BEGIN RECORDED DATA

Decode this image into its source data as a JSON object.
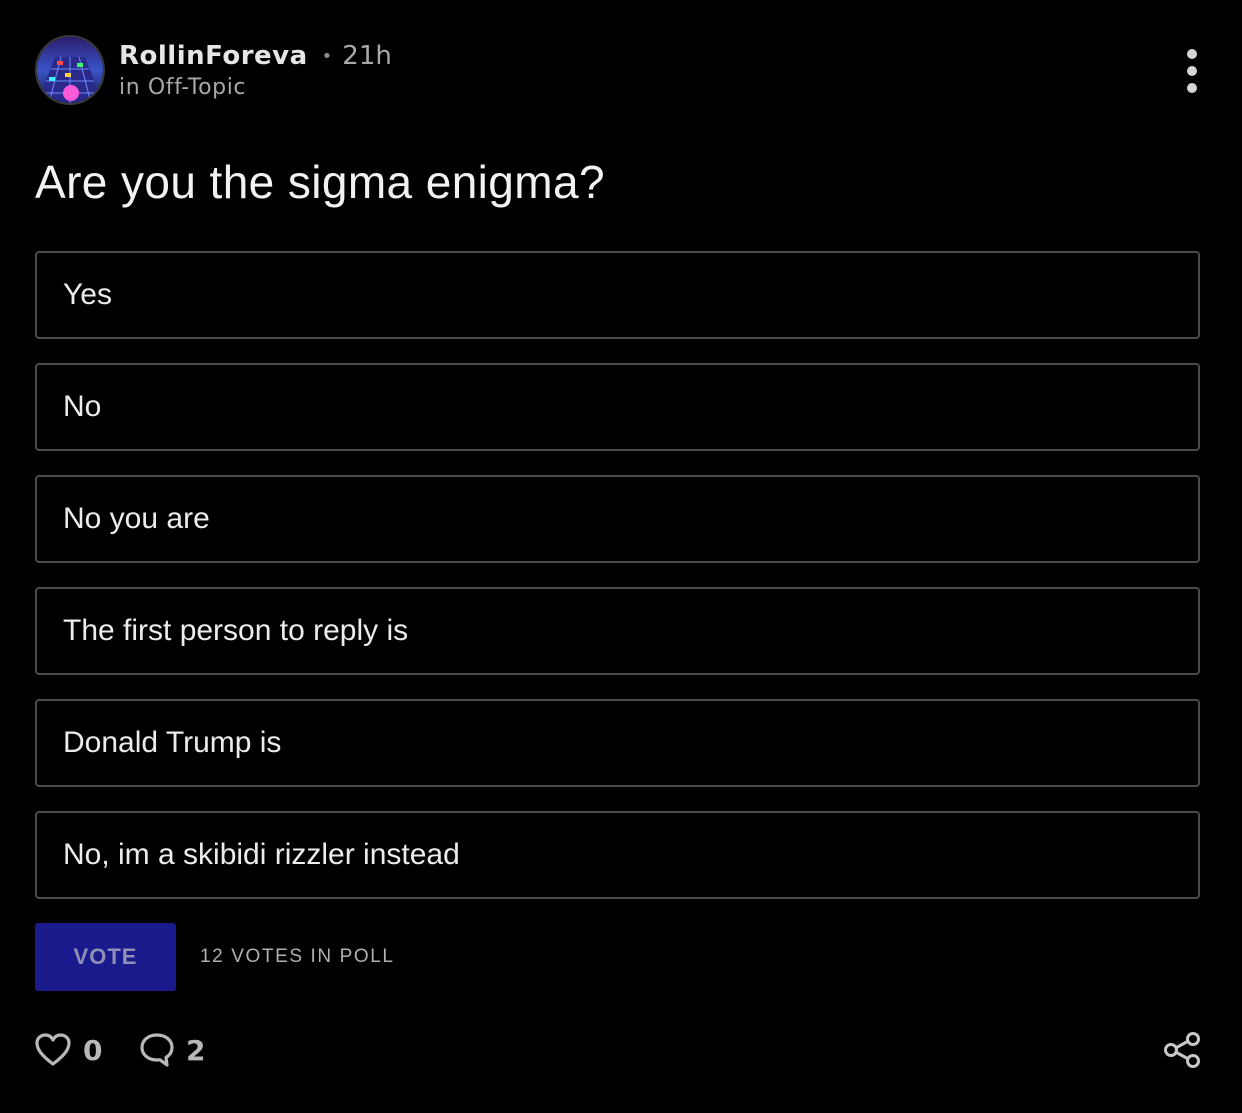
{
  "post": {
    "author": "RollinForeva",
    "separator": "•",
    "time": "21h",
    "community": "in Off-Topic",
    "title": "Are you the sigma enigma?"
  },
  "poll": {
    "options": [
      "Yes",
      "No",
      "No you are",
      "The first person to reply is",
      "Donald Trump is",
      "No, im a skibidi rizzler instead"
    ],
    "vote_label": "VOTE",
    "votes_text": "12 VOTES IN POLL"
  },
  "actions": {
    "likes": "0",
    "comments": "2"
  },
  "icons": {
    "more": "more-vertical-icon",
    "like": "heart-icon",
    "comment": "comment-bubble-icon",
    "share": "share-icon"
  },
  "colors": {
    "background": "#000000",
    "vote_button": "#1a1a8c",
    "option_border": "#4a4a4a"
  }
}
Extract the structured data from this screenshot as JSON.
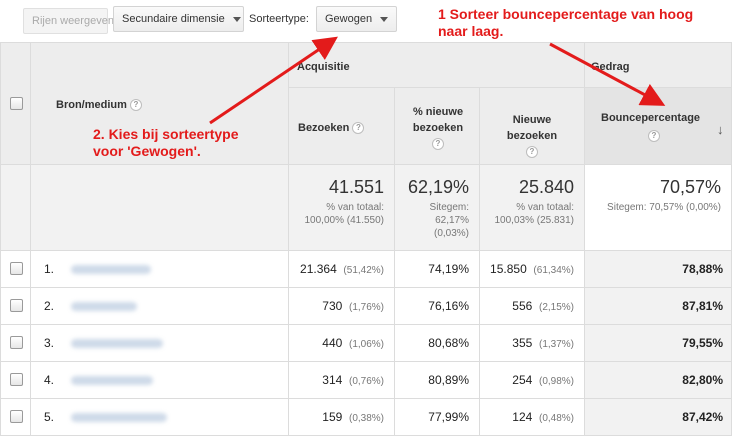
{
  "toolbar": {
    "rows_button": "Rijen weergeven",
    "secondary_dimension": "Secundaire dimensie",
    "sort_type_label": "Sorteertype:",
    "sort_type_value": "Gewogen"
  },
  "table": {
    "dimension_header": "Bron/medium",
    "groups": {
      "acquisition": "Acquisitie",
      "behavior": "Gedrag"
    },
    "columns": {
      "visits": "Bezoeken",
      "pct_new_visits": "% nieuwe bezoeken",
      "new_visits": "Nieuwe bezoeken",
      "bounce_rate": "Bouncepercentage"
    },
    "totals": {
      "visits": "41.551",
      "visits_sub1": "% van totaal:",
      "visits_sub2": "100,00% (41.550)",
      "pct_new": "62,19%",
      "pct_new_sub1": "Sitegem:",
      "pct_new_sub2": "62,17%",
      "pct_new_sub3": "(0,03%)",
      "new_visits": "25.840",
      "new_visits_sub1": "% van totaal:",
      "new_visits_sub2": "100,03% (25.831)",
      "bounce": "70,57%",
      "bounce_sub": "Sitegem: 70,57% (0,00%)"
    },
    "rows": [
      {
        "index": "1.",
        "visits": "21.364",
        "visits_pct": "(51,42%)",
        "pct_new": "74,19%",
        "new_visits": "15.850",
        "new_pct": "(61,34%)",
        "bounce": "78,88%"
      },
      {
        "index": "2.",
        "visits": "730",
        "visits_pct": "(1,76%)",
        "pct_new": "76,16%",
        "new_visits": "556",
        "new_pct": "(2,15%)",
        "bounce": "87,81%"
      },
      {
        "index": "3.",
        "visits": "440",
        "visits_pct": "(1,06%)",
        "pct_new": "80,68%",
        "new_visits": "355",
        "new_pct": "(1,37%)",
        "bounce": "79,55%"
      },
      {
        "index": "4.",
        "visits": "314",
        "visits_pct": "(0,76%)",
        "pct_new": "80,89%",
        "new_visits": "254",
        "new_pct": "(0,98%)",
        "bounce": "82,80%"
      },
      {
        "index": "5.",
        "visits": "159",
        "visits_pct": "(0,38%)",
        "pct_new": "77,99%",
        "new_visits": "124",
        "new_pct": "(0,48%)",
        "bounce": "87,42%"
      }
    ]
  },
  "annotations": {
    "step1_line1": "1 Sorteer bouncepercentage van hoog",
    "step1_line2": "naar laag.",
    "step2_line1": "2. Kies bij sorteertype",
    "step2_line2": "voor 'Gewogen'."
  },
  "colors": {
    "annotation": "#e31b1b",
    "header_bg": "#ededed"
  }
}
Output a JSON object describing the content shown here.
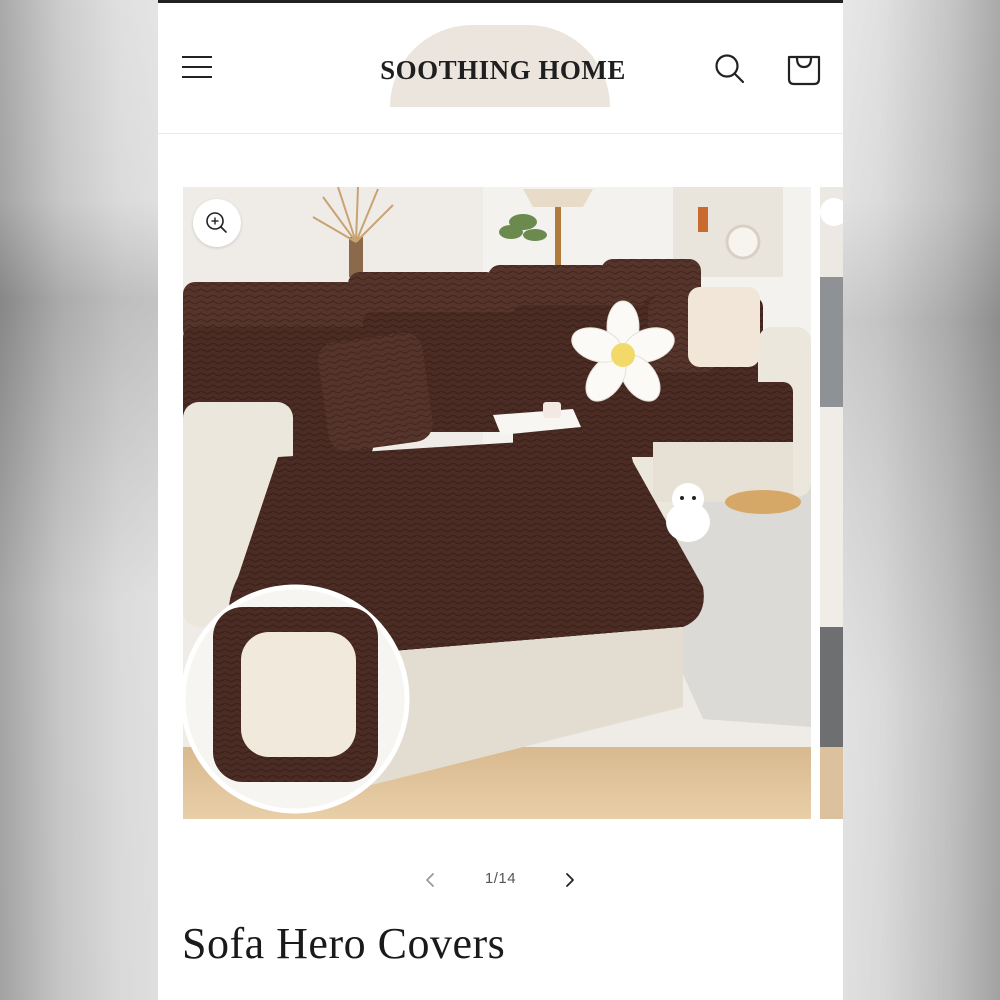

END RECORDED DATA

* TASK STATEMENT
Copy the listing word for word, excluding its pictures.

* SOLUTION
Decode this image into its source data as a JSON object.
{
  "post": {
    "author": "RollinForeva",
    "separator": "•",
    "time": "21h",
    "community": "in Off-Topic",
    "title": "Are you the sigma enigma?"
  },
  "poll": {
    "options": [
      "Yes",
      "No",
      "No you are",
      "The first person to reply is",
      "Donald Trump is",
      "No, im a skibidi rizzler instead"
    ],
    "vote_label": "VOTE",
    "votes_text": "12 VOTES IN POLL"
  },
  "actions": {
    "likes": "0",
    "comments": "2"
  },
  "icons": {
    "more": "more-vertical-icon",
    "like": "heart-icon",
    "comment": "comment-bubble-icon",
    "share": "share-icon"
  },
  "colors": {
    "background": "#000000",
    "vote_button": "#1a1a8c",
    "option_border": "#4a4a4a"
  }
}
Extract the structured data from this screenshot as JSON.
{
  "toolbar": {
    "rows_button": "Rijen weergeven",
    "secondary_dimension": "Secundaire dimensie",
    "sort_type_label": "Sorteertype:",
    "sort_type_value": "Gewogen"
  },
  "table": {
    "dimension_header": "Bron/medium",
    "groups": {
      "acquisition": "Acquisitie",
      "behavior": "Gedrag"
    },
    "columns": {
      "visits": "Bezoeken",
      "pct_new_visits": "% nieuwe bezoeken",
      "new_visits": "Nieuwe bezoeken",
      "bounce_rate": "Bouncepercentage"
    },
    "totals": {
      "visits": "41.551",
      "visits_sub1": "% van totaal:",
      "visits_sub2": "100,00% (41.550)",
      "pct_new": "62,19%",
      "pct_new_sub1": "Sitegem:",
      "pct_new_sub2": "62,17%",
      "pct_new_sub3": "(0,03%)",
      "new_visits": "25.840",
      "new_visits_sub1": "% van totaal:",
      "new_visits_sub2": "100,03% (25.831)",
      "bounce": "70,57%",
      "bounce_sub": "Sitegem: 70,57% (0,00%)"
    },
    "rows": [
      {
        "index": "1.",
        "visits": "21.364",
        "visits_pct": "(51,42%)",
        "pct_new": "74,19%",
        "new_visits": "15.850",
        "new_pct": "(61,34%)",
        "bounce": "78,88%"
      },
      {
        "index": "2.",
        "visits": "730",
        "visits_pct": "(1,76%)",
        "pct_new": "76,16%",
        "new_visits": "556",
        "new_pct": "(2,15%)",
        "bounce": "87,81%"
      },
      {
        "index": "3.",
        "visits": "440",
        "visits_pct": "(1,06%)",
        "pct_new": "80,68%",
        "new_visits": "355",
        "new_pct": "(1,37%)",
        "bounce": "79,55%"
      },
      {
        "index": "4.",
        "visits": "314",
        "visits_pct": "(0,76%)",
        "pct_new": "80,89%",
        "new_visits": "254",
        "new_pct": "(0,98%)",
        "bounce": "82,80%"
      },
      {
        "index": "5.",
        "visits": "159",
        "visits_pct": "(0,38%)",
        "pct_new": "77,99%",
        "new_visits": "124",
        "new_pct": "(0,48%)",
        "bounce": "87,42%"
      }
    ]
  },
  "annotations": {
    "step1_line1": "1 Sorteer bouncepercentage van hoog",
    "step1_line2": "naar laag.",
    "step2_line1": "2. Kies bij sorteertype",
    "step2_line2": "voor 'Gewogen'."
  },
  "colors": {
    "annotation": "#e31b1b",
    "header_bg": "#ededed"
  }
}
Output a JSON object describing the content shown here.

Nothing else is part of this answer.